-- begin Data rows --

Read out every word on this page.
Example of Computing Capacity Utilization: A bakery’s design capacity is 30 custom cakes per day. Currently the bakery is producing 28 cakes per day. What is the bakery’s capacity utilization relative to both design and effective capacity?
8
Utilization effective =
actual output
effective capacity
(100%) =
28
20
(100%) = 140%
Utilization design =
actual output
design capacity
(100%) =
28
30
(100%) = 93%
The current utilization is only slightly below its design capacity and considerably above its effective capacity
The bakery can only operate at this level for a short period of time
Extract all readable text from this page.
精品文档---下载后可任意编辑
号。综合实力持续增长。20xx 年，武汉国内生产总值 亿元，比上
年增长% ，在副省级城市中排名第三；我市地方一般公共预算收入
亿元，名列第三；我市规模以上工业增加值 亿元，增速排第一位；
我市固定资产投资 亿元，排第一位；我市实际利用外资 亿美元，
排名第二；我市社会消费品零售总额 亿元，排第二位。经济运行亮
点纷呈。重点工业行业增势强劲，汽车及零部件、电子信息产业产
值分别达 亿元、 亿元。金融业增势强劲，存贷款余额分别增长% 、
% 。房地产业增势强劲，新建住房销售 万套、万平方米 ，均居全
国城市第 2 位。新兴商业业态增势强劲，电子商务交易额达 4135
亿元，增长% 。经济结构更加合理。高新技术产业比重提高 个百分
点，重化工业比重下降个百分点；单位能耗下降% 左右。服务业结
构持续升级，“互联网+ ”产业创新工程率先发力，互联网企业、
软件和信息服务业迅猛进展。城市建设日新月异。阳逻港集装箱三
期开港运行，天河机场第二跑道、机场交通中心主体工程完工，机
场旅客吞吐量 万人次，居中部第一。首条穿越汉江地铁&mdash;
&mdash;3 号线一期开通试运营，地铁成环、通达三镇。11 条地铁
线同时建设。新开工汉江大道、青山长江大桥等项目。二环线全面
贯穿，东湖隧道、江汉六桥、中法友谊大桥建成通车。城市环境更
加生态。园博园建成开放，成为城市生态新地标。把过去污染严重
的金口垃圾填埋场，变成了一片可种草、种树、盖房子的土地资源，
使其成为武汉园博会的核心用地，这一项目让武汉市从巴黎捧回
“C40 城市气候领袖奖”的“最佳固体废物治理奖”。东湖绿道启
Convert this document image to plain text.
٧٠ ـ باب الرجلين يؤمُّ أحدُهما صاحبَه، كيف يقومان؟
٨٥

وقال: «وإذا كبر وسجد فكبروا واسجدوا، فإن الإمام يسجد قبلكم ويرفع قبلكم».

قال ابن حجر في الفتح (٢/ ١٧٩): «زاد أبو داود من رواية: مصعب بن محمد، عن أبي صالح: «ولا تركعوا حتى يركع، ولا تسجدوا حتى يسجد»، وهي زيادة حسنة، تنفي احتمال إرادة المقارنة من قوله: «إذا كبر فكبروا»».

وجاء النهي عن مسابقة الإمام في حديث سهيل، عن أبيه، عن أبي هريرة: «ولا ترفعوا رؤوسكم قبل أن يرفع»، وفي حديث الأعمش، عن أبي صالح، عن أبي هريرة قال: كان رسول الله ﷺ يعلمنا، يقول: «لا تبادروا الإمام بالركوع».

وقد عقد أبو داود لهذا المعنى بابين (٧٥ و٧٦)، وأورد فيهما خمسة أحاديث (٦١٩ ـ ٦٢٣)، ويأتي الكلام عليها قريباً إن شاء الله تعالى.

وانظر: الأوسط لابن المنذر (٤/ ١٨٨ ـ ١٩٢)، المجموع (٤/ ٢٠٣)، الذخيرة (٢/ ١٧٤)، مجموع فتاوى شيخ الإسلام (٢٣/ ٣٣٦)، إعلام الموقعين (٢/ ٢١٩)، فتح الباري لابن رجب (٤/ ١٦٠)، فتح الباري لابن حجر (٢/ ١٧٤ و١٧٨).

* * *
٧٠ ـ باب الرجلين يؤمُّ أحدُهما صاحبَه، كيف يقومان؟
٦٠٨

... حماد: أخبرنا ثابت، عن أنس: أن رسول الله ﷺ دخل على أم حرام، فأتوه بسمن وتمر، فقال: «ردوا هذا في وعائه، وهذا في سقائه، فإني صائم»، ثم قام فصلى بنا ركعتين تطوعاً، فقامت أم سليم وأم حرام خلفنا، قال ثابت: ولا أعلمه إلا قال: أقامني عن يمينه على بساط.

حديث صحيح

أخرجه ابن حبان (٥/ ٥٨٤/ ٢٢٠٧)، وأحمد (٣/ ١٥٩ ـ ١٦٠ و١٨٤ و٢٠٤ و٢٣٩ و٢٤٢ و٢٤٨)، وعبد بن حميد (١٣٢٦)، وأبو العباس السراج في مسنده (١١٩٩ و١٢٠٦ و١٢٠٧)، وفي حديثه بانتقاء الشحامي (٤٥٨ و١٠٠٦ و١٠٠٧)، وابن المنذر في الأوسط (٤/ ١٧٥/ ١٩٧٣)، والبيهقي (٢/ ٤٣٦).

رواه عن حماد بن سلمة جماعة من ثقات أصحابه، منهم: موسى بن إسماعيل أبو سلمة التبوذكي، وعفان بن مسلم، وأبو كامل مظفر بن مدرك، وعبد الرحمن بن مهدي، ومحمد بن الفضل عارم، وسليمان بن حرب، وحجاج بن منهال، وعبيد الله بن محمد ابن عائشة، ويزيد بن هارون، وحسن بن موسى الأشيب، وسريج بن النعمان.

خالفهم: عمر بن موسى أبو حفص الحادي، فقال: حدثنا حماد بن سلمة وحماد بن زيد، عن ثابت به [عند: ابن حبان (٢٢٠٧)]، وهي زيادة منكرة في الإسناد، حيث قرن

-- end Data rows --

What is needed:
Quote every record above exactly.

Written reply:
Read out every word on this page.
Example of Computing Capacity Utilization: A bakery’s design capacity is 30 custom cakes per day. Currently the bakery is producing 28 cakes per day. What is the bakery’s capacity utilization relative to both design and effective capacity?
8
Utilization effective =
actual output
effective capacity
(100%) =
28
20
(100%) = 140%
Utilization design =
actual output
design capacity
(100%) =
28
30
(100%) = 93%
The current utilization is only slightly below its design capacity and considerably above its effective capacity
The bakery can only operate at this level for a short period of time
Extract all readable text from this page.
精品文档---下载后可任意编辑
号。综合实力持续增长。20xx 年，武汉国内生产总值 亿元，比上
年增长% ，在副省级城市中排名第三；我市地方一般公共预算收入
亿元，名列第三；我市规模以上工业增加值 亿元，增速排第一位；
我市固定资产投资 亿元，排第一位；我市实际利用外资 亿美元，
排名第二；我市社会消费品零售总额 亿元，排第二位。经济运行亮
点纷呈。重点工业行业增势强劲，汽车及零部件、电子信息产业产
值分别达 亿元、 亿元。金融业增势强劲，存贷款余额分别增长% 、
% 。房地产业增势强劲，新建住房销售 万套、万平方米 ，均居全
国城市第 2 位。新兴商业业态增势强劲，电子商务交易额达 4135
亿元，增长% 。经济结构更加合理。高新技术产业比重提高 个百分
点，重化工业比重下降个百分点；单位能耗下降% 左右。服务业结
构持续升级，“互联网+ ”产业创新工程率先发力，互联网企业、
软件和信息服务业迅猛进展。城市建设日新月异。阳逻港集装箱三
期开港运行，天河机场第二跑道、机场交通中心主体工程完工，机
场旅客吞吐量 万人次，居中部第一。首条穿越汉江地铁&mdash;
&mdash;3 号线一期开通试运营，地铁成环、通达三镇。11 条地铁
线同时建设。新开工汉江大道、青山长江大桥等项目。二环线全面
贯穿，东湖隧道、江汉六桥、中法友谊大桥建成通车。城市环境更
加生态。园博园建成开放，成为城市生态新地标。把过去污染严重
的金口垃圾填埋场，变成了一片可种草、种树、盖房子的土地资源，
使其成为武汉园博会的核心用地，这一项目让武汉市从巴黎捧回
“C40 城市气候领袖奖”的“最佳固体废物治理奖”。东湖绿道启
Convert this document image to plain text.
٧٠ ـ باب الرجلين يؤمُّ أحدُهما صاحبَه، كيف يقومان؟
٨٥

وقال: «وإذا كبر وسجد فكبروا واسجدوا، فإن الإمام يسجد قبلكم ويرفع قبلكم».

قال ابن حجر في الفتح (٢/ ١٧٩): «زاد أبو داود من رواية: مصعب بن محمد، عن أبي صالح: «ولا تركعوا حتى يركع، ولا تسجدوا حتى يسجد»، وهي زيادة حسنة، تنفي احتمال إرادة المقارنة من قوله: «إذا كبر فكبروا»».

وجاء النهي عن مسابقة الإمام في حديث سهيل، عن أبيه، عن أبي هريرة: «ولا ترفعوا رؤوسكم قبل أن يرفع»، وفي حديث الأعمش، عن أبي صالح، عن أبي هريرة قال: كان رسول الله ﷺ يعلمنا، يقول: «لا تبادروا الإمام بالركوع».

وقد عقد أبو داود لهذا المعنى بابين (٧٥ و٧٦)، وأورد فيهما خمسة أحاديث (٦١٩ ـ ٦٢٣)، ويأتي الكلام عليها قريباً إن شاء الله تعالى.

وانظر: الأوسط لابن المنذر (٤/ ١٨٨ ـ ١٩٢)، المجموع (٤/ ٢٠٣)، الذخيرة (٢/ ١٧٤)، مجموع فتاوى شيخ الإسلام (٢٣/ ٣٣٦)، إعلام الموقعين (٢/ ٢١٩)، فتح الباري لابن رجب (٤/ ١٦٠)، فتح الباري لابن حجر (٢/ ١٧٤ و١٧٨).

* * *
٧٠ ـ باب الرجلين يؤمُّ أحدُهما صاحبَه، كيف يقومان؟
٦٠٨

... حماد: أخبرنا ثابت، عن أنس: أن رسول الله ﷺ دخل على أم حرام، فأتوه بسمن وتمر، فقال: «ردوا هذا في وعائه، وهذا في سقائه، فإني صائم»، ثم قام فصلى بنا ركعتين تطوعاً، فقامت أم سليم وأم حرام خلفنا، قال ثابت: ولا أعلمه إلا قال: أقامني عن يمينه على بساط.

حديث صحيح

أخرجه ابن حبان (٥/ ٥٨٤/ ٢٢٠٧)، وأحمد (٣/ ١٥٩ ـ ١٦٠ و١٨٤ و٢٠٤ و٢٣٩ و٢٤٢ و٢٤٨)، وعبد بن حميد (١٣٢٦)، وأبو العباس السراج في مسنده (١١٩٩ و١٢٠٦ و١٢٠٧)، وفي حديثه بانتقاء الشحامي (٤٥٨ و١٠٠٦ و١٠٠٧)، وابن المنذر في الأوسط (٤/ ١٧٥/ ١٩٧٣)، والبيهقي (٢/ ٤٣٦).

رواه عن حماد بن سلمة جماعة من ثقات أصحابه، منهم: موسى بن إسماعيل أبو سلمة التبوذكي، وعفان بن مسلم، وأبو كامل مظفر بن مدرك، وعبد الرحمن بن مهدي، ومحمد بن الفضل عارم، وسليمان بن حرب، وحجاج بن منهال، وعبيد الله بن محمد ابن عائشة، ويزيد بن هارون، وحسن بن موسى الأشيب، وسريج بن النعمان.

خالفهم: عمر بن موسى أبو حفص الحادي، فقال: حدثنا حماد بن سلمة وحماد بن زيد، عن ثابت به [عند: ابن حبان (٢٢٠٧)]، وهي زيادة منكرة في الإسناد، حيث قرن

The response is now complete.